Element placement data
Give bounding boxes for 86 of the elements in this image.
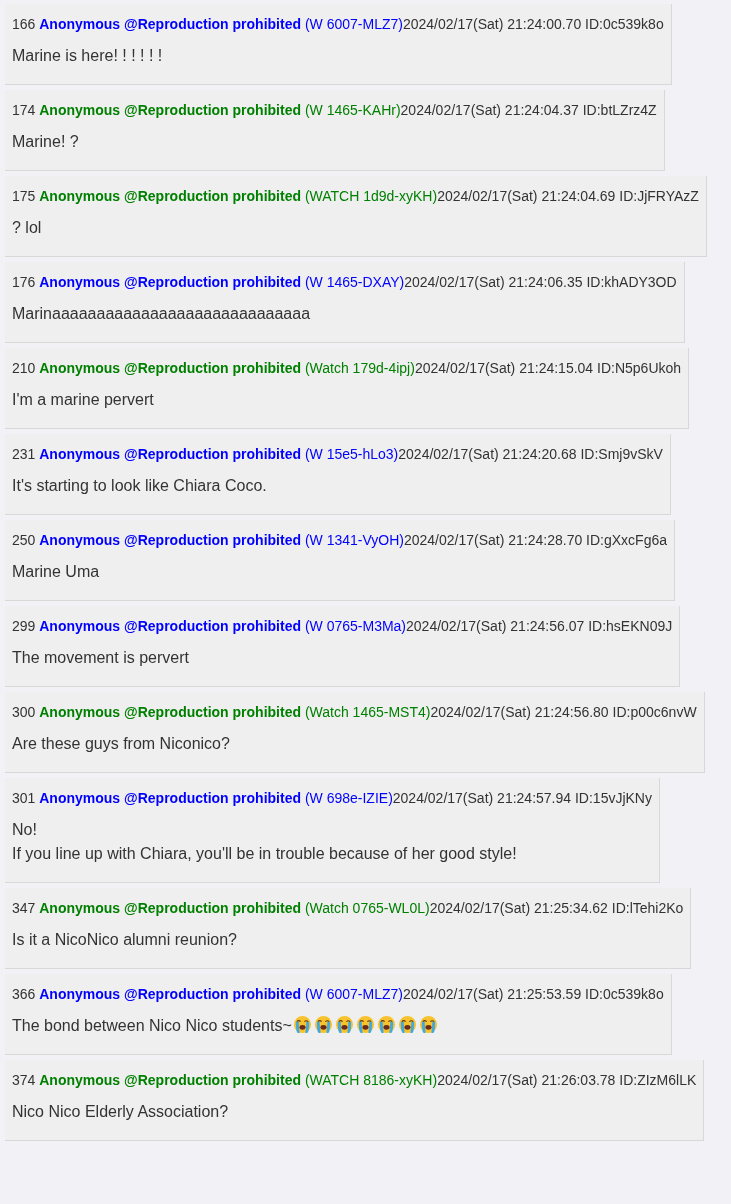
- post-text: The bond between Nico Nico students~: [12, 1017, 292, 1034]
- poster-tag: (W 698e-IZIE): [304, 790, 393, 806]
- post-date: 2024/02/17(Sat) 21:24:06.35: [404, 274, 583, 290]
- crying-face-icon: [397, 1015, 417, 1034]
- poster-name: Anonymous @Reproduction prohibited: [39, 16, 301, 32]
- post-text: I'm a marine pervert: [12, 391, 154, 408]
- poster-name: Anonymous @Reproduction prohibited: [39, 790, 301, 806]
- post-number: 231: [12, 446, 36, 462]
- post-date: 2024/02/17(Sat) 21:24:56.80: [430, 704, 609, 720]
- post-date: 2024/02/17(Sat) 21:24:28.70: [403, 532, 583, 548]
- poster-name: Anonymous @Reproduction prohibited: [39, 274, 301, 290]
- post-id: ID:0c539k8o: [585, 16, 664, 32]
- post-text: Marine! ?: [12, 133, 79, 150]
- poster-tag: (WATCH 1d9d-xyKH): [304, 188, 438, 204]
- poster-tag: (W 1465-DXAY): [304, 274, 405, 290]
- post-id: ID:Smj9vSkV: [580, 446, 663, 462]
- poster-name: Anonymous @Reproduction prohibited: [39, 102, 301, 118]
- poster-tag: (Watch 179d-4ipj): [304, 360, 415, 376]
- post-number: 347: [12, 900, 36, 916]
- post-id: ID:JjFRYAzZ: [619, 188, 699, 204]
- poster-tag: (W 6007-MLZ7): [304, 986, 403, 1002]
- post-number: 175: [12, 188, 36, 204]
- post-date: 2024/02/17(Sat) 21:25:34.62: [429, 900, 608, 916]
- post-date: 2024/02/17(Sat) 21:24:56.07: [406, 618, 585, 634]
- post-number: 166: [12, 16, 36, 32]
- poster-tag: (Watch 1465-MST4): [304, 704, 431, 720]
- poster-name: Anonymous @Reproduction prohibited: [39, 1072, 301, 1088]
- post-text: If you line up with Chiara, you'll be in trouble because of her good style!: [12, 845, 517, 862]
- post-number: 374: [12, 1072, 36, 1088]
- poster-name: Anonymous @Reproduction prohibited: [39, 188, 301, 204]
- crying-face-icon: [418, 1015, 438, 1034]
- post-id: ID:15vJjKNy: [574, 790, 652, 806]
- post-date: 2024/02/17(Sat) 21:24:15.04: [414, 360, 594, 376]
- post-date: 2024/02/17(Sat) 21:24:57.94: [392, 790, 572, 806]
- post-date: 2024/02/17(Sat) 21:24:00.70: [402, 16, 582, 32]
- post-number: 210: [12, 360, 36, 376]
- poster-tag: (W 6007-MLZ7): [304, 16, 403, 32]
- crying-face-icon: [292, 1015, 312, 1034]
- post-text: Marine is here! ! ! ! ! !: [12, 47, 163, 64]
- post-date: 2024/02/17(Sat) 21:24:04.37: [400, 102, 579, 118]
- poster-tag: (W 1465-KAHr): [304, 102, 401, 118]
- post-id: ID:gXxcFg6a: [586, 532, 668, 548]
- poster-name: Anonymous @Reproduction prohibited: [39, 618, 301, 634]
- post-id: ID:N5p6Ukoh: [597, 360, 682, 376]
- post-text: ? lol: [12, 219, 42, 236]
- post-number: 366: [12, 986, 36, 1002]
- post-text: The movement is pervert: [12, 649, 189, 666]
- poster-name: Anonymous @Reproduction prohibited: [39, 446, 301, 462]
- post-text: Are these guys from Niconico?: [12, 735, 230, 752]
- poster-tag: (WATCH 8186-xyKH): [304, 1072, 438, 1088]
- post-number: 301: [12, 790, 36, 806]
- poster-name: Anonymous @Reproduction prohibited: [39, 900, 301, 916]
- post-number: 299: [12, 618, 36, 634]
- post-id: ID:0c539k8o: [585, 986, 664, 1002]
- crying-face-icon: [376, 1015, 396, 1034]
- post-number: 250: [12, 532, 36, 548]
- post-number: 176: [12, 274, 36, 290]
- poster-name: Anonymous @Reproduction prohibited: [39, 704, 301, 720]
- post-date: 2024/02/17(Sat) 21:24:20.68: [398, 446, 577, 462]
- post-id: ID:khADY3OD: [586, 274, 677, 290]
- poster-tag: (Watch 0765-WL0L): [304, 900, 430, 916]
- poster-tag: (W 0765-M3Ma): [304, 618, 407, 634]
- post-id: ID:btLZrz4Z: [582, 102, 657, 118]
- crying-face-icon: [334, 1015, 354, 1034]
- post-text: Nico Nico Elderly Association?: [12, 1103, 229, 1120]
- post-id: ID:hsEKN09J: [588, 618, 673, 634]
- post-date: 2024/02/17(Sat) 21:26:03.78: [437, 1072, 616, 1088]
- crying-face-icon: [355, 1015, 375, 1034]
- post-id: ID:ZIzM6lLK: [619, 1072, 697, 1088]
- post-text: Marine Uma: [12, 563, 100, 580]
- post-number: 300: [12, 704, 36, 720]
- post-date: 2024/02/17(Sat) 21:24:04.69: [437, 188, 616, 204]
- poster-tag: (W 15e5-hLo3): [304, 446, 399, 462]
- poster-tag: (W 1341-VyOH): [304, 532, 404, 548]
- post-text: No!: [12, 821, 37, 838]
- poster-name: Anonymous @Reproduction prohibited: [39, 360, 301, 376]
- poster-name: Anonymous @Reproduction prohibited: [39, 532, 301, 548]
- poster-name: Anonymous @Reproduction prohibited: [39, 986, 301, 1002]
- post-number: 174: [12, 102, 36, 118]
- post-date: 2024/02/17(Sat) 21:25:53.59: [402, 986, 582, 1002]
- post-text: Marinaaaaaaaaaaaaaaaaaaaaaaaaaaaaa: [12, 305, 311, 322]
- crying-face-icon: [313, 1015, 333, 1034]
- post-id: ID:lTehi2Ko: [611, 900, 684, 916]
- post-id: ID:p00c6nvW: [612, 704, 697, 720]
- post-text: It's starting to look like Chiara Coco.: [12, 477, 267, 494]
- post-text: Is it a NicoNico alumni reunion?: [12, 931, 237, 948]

...

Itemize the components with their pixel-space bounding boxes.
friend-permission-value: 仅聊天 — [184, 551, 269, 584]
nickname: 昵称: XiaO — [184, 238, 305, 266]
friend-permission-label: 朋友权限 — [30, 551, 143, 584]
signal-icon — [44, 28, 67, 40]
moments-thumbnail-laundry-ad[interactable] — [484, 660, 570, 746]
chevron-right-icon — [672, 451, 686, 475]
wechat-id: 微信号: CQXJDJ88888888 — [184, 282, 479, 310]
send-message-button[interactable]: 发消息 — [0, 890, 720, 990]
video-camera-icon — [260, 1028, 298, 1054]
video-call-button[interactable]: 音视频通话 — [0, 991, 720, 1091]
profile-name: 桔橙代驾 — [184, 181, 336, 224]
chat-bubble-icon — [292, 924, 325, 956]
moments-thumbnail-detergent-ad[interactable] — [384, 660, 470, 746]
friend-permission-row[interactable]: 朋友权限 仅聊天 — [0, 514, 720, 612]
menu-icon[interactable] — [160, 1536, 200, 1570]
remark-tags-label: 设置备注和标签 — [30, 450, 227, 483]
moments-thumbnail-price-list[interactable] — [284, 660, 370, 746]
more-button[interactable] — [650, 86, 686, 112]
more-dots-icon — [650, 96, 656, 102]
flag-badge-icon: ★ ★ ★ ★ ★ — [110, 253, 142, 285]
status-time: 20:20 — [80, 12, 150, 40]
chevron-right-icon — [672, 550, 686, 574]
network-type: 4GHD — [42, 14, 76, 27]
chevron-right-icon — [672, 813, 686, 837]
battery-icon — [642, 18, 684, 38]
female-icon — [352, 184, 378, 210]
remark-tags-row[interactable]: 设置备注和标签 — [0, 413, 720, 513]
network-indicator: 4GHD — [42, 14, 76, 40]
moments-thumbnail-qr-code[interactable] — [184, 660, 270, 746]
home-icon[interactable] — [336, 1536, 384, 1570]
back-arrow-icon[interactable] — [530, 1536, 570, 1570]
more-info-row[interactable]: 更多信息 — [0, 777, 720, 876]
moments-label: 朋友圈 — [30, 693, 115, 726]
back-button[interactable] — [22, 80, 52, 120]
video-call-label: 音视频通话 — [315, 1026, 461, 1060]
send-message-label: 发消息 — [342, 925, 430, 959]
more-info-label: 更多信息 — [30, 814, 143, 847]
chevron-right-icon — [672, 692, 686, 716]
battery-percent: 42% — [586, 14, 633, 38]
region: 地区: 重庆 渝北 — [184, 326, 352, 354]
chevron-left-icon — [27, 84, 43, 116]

---

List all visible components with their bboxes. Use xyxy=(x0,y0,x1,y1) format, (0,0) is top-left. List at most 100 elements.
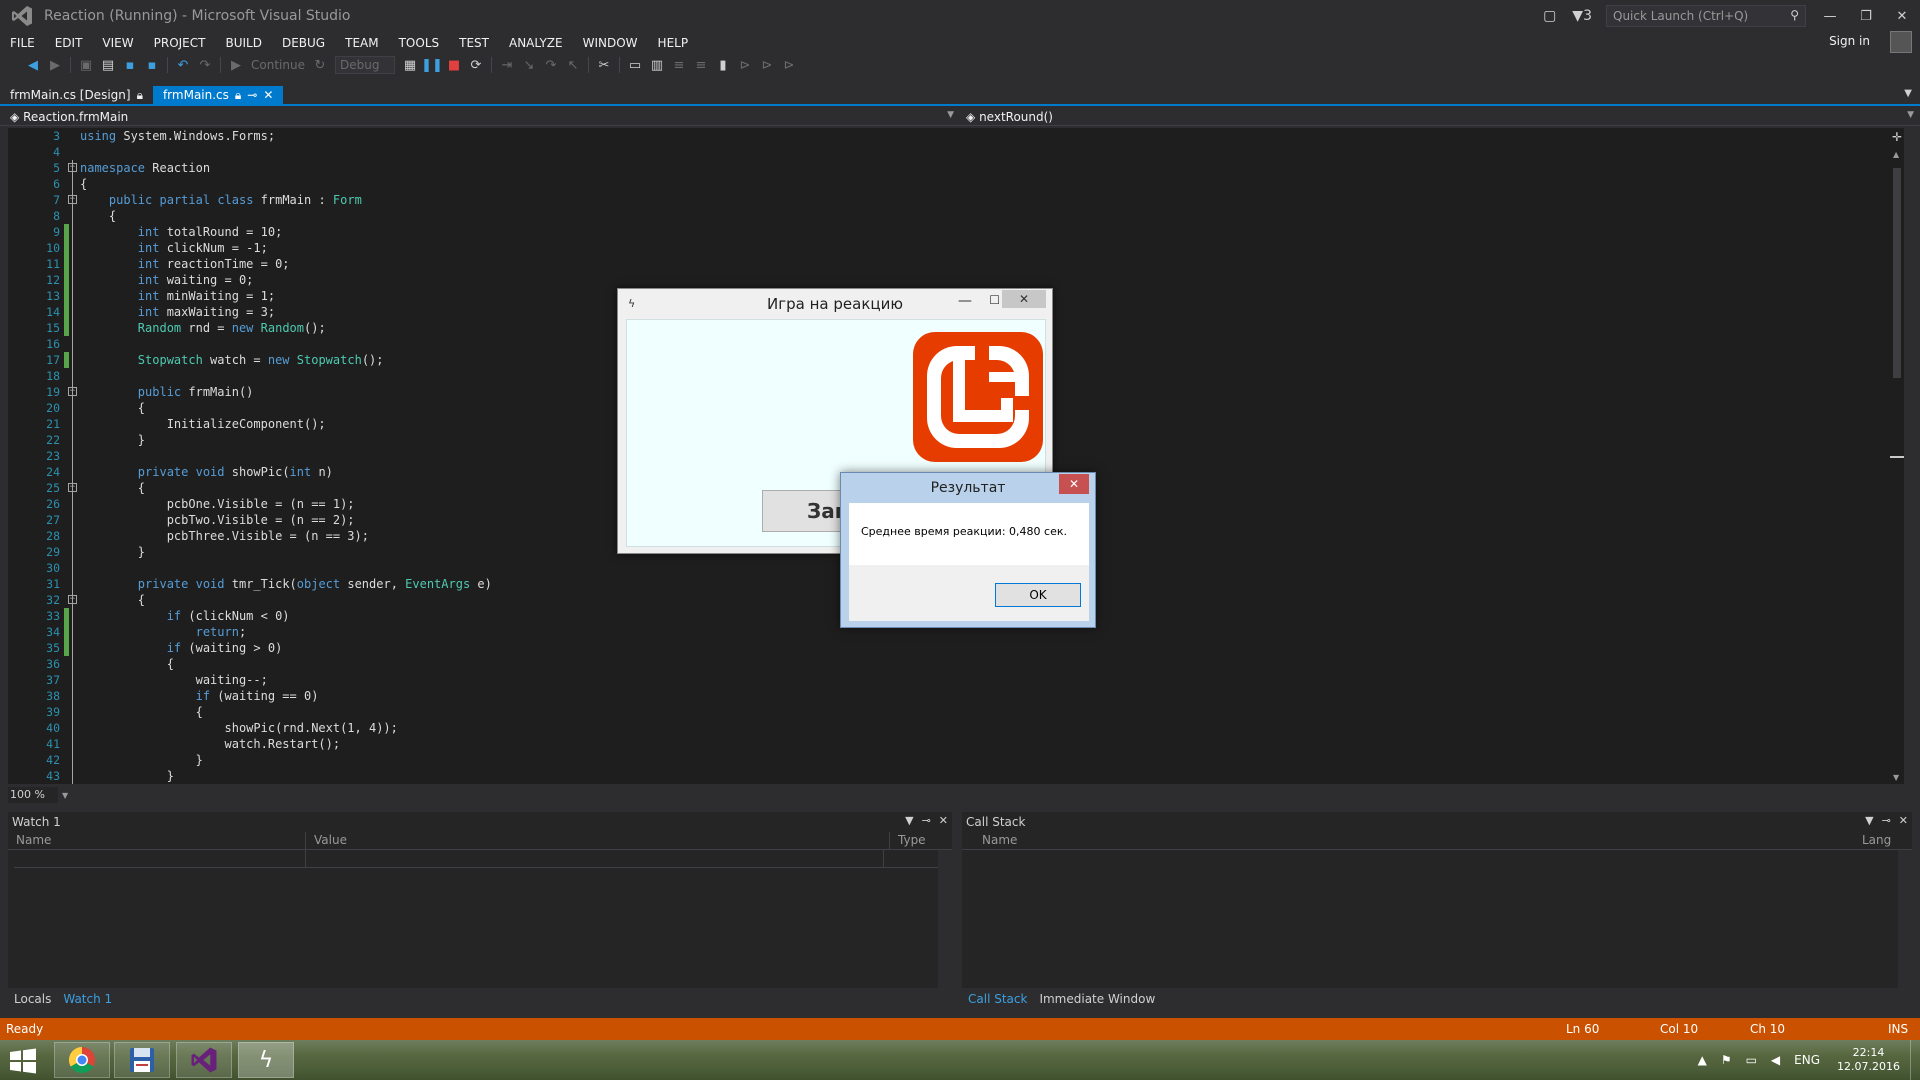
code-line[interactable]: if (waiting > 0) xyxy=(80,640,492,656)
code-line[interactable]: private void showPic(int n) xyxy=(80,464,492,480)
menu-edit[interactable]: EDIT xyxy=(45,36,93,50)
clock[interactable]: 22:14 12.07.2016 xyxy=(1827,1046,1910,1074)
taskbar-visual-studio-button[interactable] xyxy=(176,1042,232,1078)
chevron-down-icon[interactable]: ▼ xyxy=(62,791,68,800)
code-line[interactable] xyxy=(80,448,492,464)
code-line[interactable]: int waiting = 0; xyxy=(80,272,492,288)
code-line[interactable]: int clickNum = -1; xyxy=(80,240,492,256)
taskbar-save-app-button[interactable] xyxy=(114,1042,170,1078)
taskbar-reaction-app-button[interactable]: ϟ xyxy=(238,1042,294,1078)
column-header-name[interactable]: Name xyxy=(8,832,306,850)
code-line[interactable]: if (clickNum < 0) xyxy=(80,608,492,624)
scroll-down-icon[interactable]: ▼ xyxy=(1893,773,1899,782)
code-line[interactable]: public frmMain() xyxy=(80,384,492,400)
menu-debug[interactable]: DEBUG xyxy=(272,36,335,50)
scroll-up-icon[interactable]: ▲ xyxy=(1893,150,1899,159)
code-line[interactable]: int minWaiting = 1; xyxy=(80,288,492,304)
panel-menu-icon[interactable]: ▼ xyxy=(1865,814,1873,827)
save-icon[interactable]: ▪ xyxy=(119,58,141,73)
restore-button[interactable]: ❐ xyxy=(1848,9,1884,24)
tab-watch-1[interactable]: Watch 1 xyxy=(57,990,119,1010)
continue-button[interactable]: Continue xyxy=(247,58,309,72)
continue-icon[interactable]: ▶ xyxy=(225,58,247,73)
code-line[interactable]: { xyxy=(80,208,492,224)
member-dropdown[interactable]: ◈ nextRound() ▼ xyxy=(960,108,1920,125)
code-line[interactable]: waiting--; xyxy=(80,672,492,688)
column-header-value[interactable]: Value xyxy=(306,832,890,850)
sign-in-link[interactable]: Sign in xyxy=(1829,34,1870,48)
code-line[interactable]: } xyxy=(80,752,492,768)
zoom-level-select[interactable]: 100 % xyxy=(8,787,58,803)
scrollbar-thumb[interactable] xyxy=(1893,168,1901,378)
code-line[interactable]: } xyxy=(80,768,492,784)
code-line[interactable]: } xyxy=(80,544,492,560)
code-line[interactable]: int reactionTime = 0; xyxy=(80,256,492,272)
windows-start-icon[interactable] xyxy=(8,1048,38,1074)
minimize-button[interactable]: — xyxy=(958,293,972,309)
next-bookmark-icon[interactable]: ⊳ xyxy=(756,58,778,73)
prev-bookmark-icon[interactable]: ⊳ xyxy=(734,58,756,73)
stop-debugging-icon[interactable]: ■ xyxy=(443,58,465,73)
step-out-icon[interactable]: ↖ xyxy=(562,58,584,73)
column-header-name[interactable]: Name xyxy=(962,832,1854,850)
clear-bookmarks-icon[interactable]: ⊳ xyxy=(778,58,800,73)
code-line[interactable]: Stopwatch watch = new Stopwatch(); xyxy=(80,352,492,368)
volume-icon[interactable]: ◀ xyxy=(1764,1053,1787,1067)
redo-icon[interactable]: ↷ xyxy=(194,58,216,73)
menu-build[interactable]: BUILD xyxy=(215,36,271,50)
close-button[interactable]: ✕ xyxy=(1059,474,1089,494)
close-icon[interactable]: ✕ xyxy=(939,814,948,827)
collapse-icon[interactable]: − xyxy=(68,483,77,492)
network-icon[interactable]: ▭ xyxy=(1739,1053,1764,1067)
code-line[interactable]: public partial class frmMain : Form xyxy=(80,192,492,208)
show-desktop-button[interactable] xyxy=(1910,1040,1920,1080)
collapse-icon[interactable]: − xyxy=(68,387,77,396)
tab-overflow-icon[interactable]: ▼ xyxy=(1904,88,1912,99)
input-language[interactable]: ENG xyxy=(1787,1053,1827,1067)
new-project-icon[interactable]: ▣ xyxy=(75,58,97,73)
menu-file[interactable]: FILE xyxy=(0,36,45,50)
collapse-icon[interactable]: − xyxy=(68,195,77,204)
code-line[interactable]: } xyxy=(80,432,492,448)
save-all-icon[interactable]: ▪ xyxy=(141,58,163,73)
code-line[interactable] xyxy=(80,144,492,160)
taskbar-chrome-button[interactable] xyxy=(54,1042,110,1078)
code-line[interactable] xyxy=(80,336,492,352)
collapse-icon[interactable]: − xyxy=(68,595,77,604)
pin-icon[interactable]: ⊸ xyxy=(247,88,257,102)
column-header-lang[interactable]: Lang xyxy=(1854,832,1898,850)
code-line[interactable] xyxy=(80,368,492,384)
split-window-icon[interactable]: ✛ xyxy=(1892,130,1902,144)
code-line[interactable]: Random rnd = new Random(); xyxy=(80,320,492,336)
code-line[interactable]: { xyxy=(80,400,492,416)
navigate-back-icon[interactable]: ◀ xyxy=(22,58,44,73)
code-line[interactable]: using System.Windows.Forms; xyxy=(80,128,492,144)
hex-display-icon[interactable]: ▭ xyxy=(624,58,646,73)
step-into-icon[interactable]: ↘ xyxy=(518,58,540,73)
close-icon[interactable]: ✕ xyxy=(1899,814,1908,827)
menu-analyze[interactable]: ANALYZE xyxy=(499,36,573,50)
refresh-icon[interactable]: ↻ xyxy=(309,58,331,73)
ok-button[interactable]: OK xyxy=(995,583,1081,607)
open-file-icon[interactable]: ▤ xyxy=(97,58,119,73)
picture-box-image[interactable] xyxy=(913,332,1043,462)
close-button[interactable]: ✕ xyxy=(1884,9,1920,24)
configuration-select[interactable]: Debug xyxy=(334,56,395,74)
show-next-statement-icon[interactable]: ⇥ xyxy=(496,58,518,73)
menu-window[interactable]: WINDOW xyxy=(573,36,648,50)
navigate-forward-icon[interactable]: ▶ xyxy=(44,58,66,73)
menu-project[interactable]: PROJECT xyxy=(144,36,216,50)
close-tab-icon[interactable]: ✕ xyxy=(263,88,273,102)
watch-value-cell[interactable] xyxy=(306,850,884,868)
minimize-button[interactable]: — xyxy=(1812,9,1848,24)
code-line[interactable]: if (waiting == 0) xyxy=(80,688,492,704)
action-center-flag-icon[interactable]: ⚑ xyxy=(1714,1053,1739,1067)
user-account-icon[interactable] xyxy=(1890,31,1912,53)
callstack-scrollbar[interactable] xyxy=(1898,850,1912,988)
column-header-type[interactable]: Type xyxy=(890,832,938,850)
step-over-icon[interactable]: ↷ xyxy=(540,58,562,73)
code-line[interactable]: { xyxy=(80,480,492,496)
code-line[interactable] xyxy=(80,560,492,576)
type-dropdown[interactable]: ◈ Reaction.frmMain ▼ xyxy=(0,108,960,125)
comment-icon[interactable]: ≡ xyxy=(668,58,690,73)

# Exercise objective:
Repeat the stretch of the data from the line containing "Itemize the components" through the line containing "more-info-row[interactable]: 更多信息 —", including both of those lines.

# Output for this exercise:
Itemize the components with their pixel-space bounding boxes.
friend-permission-value: 仅聊天 — [184, 551, 269, 584]
nickname: 昵称: XiaO — [184, 238, 305, 266]
friend-permission-label: 朋友权限 — [30, 551, 143, 584]
signal-icon — [44, 28, 67, 40]
moments-thumbnail-laundry-ad[interactable] — [484, 660, 570, 746]
chevron-right-icon — [672, 451, 686, 475]
wechat-id: 微信号: CQXJDJ88888888 — [184, 282, 479, 310]
send-message-button[interactable]: 发消息 — [0, 890, 720, 990]
video-camera-icon — [260, 1028, 298, 1054]
video-call-button[interactable]: 音视频通话 — [0, 991, 720, 1091]
profile-name: 桔橙代驾 — [184, 181, 336, 224]
chat-bubble-icon — [292, 924, 325, 956]
moments-thumbnail-detergent-ad[interactable] — [384, 660, 470, 746]
friend-permission-row[interactable]: 朋友权限 仅聊天 — [0, 514, 720, 612]
menu-icon[interactable] — [160, 1536, 200, 1570]
remark-tags-label: 设置备注和标签 — [30, 450, 227, 483]
moments-thumbnail-price-list[interactable] — [284, 660, 370, 746]
more-button[interactable] — [650, 86, 686, 112]
more-dots-icon — [650, 96, 656, 102]
flag-badge-icon: ★ ★ ★ ★ ★ — [110, 253, 142, 285]
status-time: 20:20 — [80, 12, 150, 40]
chevron-right-icon — [672, 550, 686, 574]
network-type: 4GHD — [42, 14, 76, 27]
chevron-right-icon — [672, 813, 686, 837]
battery-icon — [642, 18, 684, 38]
female-icon — [352, 184, 378, 210]
remark-tags-row[interactable]: 设置备注和标签 — [0, 413, 720, 513]
network-indicator: 4GHD — [42, 14, 76, 40]
moments-thumbnail-qr-code[interactable] — [184, 660, 270, 746]
home-icon[interactable] — [336, 1536, 384, 1570]
back-arrow-icon[interactable] — [530, 1536, 570, 1570]
more-info-row[interactable]: 更多信息 — [0, 777, 720, 876]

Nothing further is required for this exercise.